:: BRIEF ::
Identify every line in the records below that contains the word "今年以来", and copy each of those lines.

:: SUPPLIED DATA ::
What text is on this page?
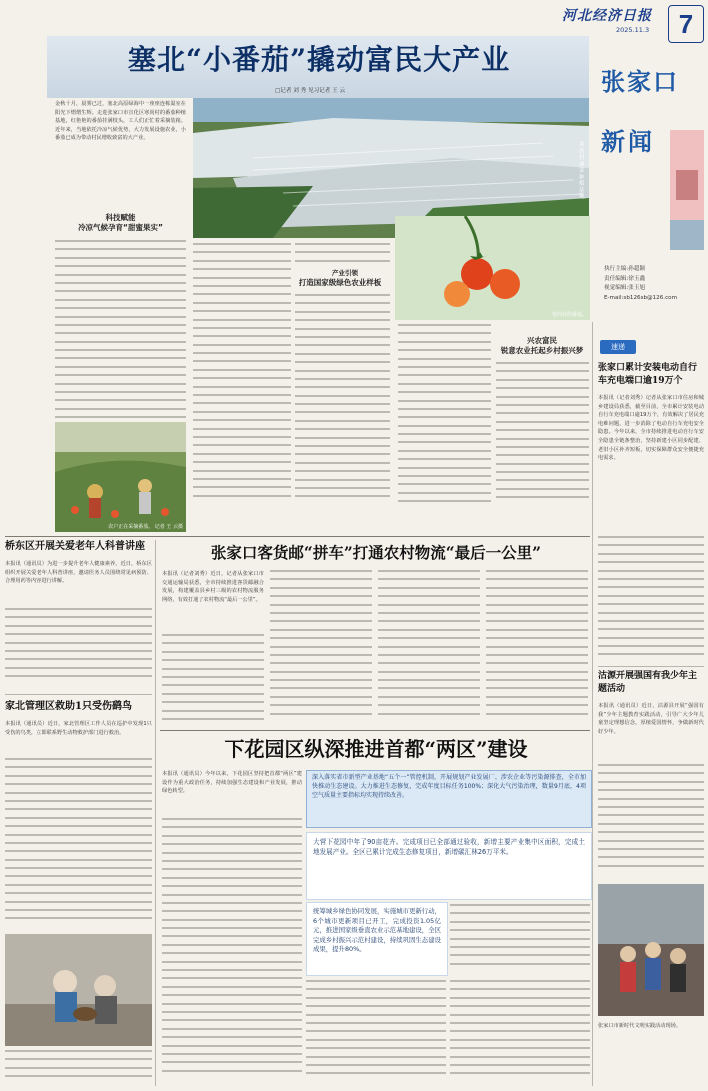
河北经济日报
2025.11.3	7
张家口
新闻
执行主编:孙超颖
责任编辑:徐玉鑫
视觉编辑:张玉旭
E-mail:sb126sb@126.com
塞北“小番茄”撬动富民大产业
□记者 刘 秀 见习记者 王 云
寒尚村蔬菜种植基地。
金秋十月，晨雾已过，塞北高原绿海中一座座连栋温室在阳光下熠熠生辉。走进张家口市宣化区寒尚村的番茄种植基地，红艳艳的番茄挂满枝头，工人们正忙着采摘装箱。近年来，当地依托冷凉气候优势，大力发展设施农业，小番茄已成为带动村民增收致富的大产业。
科技赋能
冷凉气候孕育“甜蜜果实”
产业引领
打造国家级绿色农业样板
寒尚村的番茄。
兴农富民
锐意农业托起乡村振兴梦
农户正在采摘番茄。 记者 王 云摄
速递
张家口累计安装电动自行车充电端口逾19万个
本报讯（记者刘秀）记者从张家口市住房和城乡建设局获悉，截至目前，全市累计安装电动自行车充电端口逾19万个，有效解决了居民充电难问题，进一步消除了电动自行车充电安全隐患。今年以来，全市持续推进电动自行车安全隐患全链条整治，坚持新建小区同步配建、老旧小区补齐短板，切实保障群众安全便捷充电需求。
沽源开展强国有我少年主题活动
本报讯（通讯员）近日，沽源县开展“强国有我”少年主题教育实践活动，引导广大少年儿童坚定理想信念，厚植爱国情怀，争做新时代好少年。
张家口市新时代文明实践活动现场。
桥东区开展关爱老年人科普讲座
本报讯（通讯员）为进一步提升老年人健康素养，近日，桥东区组织开展关爱老年人科普讲座，邀请医务人员围绕常见病预防、合理用药等内容进行讲解。
家北管理区救助1只受伤鹞鸟
本报讯（通讯员）近日，家北管理区工作人员在巡护中发现1只受伤的鸟类，立即联系野生动物救护部门进行救治。
张家口客货邮“拼车”打通农村物流“最后一公里”
本报讯（记者刘秀）近日，记者从张家口市交通运输局获悉，全市持续推进客货邮融合发展，构建覆盖县乡村三级的农村物流服务网络，有效打通了农村物流“最后一公里”。
下花园区纵深推进首都“两区”建设
本报讯（通讯员）今年以来，下花园区坚持把首都“两区”建设作为重大政治任务，持续加强生态建设和产业发展，推动绿色转型。
深入落实省市新型产业基地“五个一”管控机制，开展规划产业发展厂、涉农企业等污染源排查，全市加快推动生态建设。大力推进生态修复，完成年度目标任务100%；深化大气污染治理，数量9月底，4项空气质量主要指标均实现持续改善。
大营下花园中年了90亩花卉。完成项目已全部通过验收，新增主要产业集中区面积，完成土地发展产业。全区已累计完成生态修复项目，新增碳汇林26万平米。
统筹城乡绿色协同发展，实施城市更新行动，6个城市更新项目已开工，完成投资1.05亿元，推进国家级垂直农业示范基地建设，全区完成乡村振兴示范村建设，持续巩固生态建设成果，提升80%。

:: SOLUTION FOR THIS PROBLEM ::
本报讯（记者刘秀）记者从张家口市住房和城乡建设局获悉，截至目前，全市累计安装电动自行车充电端口逾19万个，有效解决了居民充电难问题，进一步消除了电动自行车充电安全隐患。今年以来，全市持续推进电动自行车安全隐患全链条整治，坚持新建小区同步配建、老旧小区补齐短板，切实保障群众安全便捷充电需求。
本报讯（通讯员）今年以来，下花园区坚持把首都“两区”建设作为重大政治任务，持续加强生态建设和产业发展，推动绿色转型。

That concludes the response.